#### [WHAT IS EXPECTED]
Each line that holds the word "label" is to be identified and copied.

Dataset excerpts:
****************************************

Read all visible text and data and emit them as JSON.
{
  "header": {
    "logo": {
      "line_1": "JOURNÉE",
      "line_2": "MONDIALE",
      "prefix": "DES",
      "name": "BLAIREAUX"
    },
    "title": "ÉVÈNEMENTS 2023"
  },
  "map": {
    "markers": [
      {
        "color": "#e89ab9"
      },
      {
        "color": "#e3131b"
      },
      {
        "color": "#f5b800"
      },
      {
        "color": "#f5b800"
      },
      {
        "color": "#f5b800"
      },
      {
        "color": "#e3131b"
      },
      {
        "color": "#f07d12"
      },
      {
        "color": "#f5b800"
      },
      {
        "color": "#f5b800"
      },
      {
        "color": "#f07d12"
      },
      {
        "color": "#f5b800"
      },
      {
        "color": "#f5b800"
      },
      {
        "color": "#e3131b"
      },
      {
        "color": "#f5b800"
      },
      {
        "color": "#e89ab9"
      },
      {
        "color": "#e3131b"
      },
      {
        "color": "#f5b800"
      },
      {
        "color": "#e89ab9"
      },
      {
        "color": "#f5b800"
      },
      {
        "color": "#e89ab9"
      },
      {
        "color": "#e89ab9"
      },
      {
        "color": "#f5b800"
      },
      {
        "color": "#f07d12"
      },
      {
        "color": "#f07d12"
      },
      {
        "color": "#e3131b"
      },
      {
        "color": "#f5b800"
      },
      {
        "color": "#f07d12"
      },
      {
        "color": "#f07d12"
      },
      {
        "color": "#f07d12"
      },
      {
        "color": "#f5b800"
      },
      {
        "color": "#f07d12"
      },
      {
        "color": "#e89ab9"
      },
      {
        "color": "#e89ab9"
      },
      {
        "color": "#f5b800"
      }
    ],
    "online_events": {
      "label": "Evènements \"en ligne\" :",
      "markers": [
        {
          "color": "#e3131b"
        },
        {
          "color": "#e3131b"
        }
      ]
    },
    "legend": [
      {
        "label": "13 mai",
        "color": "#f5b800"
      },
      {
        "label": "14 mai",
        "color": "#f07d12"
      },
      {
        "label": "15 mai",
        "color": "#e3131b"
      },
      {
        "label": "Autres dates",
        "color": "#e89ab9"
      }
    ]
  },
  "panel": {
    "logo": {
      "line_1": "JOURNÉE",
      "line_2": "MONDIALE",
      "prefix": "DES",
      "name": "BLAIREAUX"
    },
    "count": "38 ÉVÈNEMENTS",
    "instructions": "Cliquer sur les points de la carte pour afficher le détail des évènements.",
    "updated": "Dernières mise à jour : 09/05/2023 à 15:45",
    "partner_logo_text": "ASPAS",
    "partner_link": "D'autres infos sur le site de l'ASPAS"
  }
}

****************************************

#### [FINISHED ANSWER]
      "label": "Evènements \"en ligne\" :",
        "label": "13 mai",
        "label": "14 mai",
        "label": "15 mai",
        "label": "Autres dates",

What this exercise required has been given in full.